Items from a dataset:
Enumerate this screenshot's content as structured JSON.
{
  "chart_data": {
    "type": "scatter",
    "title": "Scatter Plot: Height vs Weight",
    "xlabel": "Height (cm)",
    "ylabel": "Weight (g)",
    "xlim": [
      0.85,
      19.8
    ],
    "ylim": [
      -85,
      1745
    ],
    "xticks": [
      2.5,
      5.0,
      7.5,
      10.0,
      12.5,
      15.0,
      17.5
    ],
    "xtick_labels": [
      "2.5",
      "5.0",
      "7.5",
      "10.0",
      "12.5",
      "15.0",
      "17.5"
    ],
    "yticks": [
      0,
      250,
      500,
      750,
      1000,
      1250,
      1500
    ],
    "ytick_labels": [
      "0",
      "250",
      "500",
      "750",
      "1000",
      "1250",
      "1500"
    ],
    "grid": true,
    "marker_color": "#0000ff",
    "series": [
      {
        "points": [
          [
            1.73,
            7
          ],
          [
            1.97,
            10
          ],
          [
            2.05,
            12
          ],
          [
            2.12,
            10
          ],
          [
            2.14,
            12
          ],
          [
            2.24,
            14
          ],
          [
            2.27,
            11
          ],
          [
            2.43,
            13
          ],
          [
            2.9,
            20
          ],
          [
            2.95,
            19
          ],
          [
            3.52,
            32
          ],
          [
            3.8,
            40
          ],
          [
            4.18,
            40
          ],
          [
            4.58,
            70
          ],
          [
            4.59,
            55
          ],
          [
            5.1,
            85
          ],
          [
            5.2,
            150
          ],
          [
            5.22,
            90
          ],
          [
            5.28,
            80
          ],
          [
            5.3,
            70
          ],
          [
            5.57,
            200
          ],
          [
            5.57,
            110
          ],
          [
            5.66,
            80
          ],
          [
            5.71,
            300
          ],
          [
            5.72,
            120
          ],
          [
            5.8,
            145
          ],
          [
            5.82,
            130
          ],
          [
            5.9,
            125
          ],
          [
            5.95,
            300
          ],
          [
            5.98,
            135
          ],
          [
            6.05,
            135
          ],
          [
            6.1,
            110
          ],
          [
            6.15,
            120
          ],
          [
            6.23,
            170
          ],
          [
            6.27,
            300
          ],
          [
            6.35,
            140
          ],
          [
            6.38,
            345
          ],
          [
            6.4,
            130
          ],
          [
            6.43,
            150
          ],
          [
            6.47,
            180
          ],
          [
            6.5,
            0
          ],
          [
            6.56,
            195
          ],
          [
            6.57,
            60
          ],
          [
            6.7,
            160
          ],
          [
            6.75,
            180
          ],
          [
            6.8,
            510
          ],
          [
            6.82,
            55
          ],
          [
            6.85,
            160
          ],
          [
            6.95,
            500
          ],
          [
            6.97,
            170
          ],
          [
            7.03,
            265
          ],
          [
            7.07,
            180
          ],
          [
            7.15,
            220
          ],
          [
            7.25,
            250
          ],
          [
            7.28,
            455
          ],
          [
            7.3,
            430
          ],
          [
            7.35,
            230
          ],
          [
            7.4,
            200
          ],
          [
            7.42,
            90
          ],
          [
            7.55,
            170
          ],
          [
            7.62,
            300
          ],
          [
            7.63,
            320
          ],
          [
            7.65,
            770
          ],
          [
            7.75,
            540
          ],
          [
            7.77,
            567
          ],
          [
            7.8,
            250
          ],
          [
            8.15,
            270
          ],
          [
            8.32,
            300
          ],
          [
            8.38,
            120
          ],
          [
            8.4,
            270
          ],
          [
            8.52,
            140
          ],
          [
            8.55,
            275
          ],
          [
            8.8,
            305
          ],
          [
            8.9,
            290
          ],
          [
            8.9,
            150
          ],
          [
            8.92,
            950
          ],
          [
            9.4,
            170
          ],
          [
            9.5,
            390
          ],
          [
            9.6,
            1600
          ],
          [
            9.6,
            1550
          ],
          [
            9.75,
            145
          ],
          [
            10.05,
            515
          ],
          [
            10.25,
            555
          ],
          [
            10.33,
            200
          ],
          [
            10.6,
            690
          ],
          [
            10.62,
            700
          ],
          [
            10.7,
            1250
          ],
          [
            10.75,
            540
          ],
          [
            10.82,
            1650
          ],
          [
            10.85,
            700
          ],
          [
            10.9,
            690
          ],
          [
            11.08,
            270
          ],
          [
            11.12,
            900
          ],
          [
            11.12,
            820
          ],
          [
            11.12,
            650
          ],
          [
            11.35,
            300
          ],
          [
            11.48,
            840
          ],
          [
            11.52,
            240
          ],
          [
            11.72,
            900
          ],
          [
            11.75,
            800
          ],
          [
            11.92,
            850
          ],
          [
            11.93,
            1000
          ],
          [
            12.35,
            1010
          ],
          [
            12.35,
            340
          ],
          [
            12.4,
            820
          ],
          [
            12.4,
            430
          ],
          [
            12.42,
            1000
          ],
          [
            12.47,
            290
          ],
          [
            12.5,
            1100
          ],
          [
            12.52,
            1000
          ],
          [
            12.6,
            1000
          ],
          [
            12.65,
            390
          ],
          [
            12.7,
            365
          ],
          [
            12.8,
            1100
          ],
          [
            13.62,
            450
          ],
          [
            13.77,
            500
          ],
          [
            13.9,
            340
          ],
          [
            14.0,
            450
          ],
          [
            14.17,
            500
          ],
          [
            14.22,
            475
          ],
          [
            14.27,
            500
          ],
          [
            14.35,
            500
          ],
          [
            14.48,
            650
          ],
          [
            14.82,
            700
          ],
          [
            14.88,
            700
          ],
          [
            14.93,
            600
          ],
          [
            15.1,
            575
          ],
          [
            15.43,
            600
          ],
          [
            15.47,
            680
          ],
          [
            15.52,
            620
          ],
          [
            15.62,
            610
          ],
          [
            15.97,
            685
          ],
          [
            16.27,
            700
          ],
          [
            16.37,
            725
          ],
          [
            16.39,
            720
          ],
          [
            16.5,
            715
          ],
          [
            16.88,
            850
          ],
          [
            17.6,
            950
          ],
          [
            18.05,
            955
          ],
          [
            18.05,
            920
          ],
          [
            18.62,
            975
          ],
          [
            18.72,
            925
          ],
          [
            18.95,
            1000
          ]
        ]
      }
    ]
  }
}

---

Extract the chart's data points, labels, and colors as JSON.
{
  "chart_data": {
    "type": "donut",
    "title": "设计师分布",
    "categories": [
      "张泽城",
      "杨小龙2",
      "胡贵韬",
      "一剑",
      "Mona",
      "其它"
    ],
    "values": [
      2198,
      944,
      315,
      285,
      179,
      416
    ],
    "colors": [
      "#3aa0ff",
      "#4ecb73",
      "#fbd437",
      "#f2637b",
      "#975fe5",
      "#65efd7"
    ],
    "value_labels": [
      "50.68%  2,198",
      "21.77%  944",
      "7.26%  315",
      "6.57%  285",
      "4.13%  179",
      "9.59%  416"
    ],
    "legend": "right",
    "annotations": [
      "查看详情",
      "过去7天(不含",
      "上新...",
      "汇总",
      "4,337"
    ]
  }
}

GOAL: Looking at the records above, report how many lines contain the word "JSON". Answer with the number only.

ANSWER: 2